Input for this task ::
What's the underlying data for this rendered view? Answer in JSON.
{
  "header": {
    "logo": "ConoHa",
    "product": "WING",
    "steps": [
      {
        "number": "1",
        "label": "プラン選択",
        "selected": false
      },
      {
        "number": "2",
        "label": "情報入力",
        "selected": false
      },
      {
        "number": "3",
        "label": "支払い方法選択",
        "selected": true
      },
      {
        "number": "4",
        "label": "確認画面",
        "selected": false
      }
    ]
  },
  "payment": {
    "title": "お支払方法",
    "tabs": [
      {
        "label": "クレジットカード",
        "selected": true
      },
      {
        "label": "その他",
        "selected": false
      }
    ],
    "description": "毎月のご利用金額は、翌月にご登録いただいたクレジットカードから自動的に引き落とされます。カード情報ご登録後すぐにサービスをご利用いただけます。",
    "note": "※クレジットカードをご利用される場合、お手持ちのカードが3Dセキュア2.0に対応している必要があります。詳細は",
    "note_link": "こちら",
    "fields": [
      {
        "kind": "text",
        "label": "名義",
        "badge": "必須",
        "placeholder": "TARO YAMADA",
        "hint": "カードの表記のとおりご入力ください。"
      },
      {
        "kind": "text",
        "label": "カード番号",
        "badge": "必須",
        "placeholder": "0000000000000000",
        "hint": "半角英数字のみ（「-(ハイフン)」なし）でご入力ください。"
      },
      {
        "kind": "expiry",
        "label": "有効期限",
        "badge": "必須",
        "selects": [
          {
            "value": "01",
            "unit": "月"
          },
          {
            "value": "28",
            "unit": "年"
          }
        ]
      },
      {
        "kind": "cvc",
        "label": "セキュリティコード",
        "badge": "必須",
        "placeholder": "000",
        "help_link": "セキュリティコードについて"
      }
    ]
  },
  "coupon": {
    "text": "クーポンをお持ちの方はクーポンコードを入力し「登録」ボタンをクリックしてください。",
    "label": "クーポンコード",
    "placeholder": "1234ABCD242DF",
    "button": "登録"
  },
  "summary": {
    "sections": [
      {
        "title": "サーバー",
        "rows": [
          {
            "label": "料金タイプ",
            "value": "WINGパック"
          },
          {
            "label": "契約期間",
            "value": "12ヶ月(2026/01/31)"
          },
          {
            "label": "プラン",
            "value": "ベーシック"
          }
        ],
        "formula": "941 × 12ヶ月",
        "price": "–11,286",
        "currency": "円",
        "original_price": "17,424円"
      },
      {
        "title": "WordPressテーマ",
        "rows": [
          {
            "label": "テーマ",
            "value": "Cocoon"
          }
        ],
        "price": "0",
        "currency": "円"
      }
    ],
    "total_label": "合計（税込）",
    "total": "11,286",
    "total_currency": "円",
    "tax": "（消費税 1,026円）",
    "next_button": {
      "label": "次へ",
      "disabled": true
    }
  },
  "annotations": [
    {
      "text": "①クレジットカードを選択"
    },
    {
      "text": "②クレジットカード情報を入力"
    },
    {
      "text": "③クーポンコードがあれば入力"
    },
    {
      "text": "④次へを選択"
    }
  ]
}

What needs to be done ::
How many lines in the records above hold the word "kind"? Give only the number.

Output of the task ::
4